Brief:
Reproduce each line from the records that holds "النعمان".

Data excerpts:

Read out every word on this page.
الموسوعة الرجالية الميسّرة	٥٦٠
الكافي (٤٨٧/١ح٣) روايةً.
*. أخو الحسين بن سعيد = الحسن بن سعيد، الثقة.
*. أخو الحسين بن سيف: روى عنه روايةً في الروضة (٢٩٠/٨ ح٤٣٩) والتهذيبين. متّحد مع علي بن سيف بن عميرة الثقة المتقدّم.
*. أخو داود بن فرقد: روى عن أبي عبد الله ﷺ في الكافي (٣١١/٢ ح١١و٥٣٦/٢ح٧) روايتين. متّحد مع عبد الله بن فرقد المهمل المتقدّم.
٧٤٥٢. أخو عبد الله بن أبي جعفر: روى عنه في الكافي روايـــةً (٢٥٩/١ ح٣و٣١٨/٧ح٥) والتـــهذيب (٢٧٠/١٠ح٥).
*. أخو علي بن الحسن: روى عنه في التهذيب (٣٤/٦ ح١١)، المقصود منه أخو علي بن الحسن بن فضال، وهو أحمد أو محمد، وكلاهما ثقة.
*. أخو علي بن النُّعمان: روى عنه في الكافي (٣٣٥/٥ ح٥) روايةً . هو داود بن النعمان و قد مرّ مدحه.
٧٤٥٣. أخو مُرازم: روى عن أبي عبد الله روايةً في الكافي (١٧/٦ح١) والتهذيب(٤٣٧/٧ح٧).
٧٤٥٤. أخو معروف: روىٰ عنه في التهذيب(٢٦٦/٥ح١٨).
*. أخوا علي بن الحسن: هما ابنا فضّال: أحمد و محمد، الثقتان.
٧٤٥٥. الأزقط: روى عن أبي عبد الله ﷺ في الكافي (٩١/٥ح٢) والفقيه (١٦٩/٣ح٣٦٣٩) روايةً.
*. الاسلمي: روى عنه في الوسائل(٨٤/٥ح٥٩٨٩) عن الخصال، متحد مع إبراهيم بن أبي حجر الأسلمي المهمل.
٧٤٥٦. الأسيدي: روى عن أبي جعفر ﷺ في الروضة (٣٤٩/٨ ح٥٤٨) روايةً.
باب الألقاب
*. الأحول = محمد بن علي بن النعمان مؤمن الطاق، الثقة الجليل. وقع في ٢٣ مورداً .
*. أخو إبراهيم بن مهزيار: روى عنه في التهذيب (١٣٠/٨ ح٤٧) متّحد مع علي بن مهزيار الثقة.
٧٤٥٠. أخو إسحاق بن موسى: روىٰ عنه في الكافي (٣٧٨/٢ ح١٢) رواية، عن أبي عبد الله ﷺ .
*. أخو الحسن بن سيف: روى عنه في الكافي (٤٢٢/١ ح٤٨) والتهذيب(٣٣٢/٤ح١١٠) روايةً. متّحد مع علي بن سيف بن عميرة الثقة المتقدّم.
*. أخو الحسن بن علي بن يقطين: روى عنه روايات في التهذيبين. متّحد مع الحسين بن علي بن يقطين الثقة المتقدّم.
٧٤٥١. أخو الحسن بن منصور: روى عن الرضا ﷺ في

Final result:
*. أخو علي بن النُّعمان: روى عنه في الكافي (٣٣٥/٥ ح٥) روايةً . هو داود بن النعمان و قد مرّ مدحه.
*. الأحول = محمد بن علي بن النعمان مؤمن الطاق، الثقة الجليل. وقع في ٢٣ مورداً .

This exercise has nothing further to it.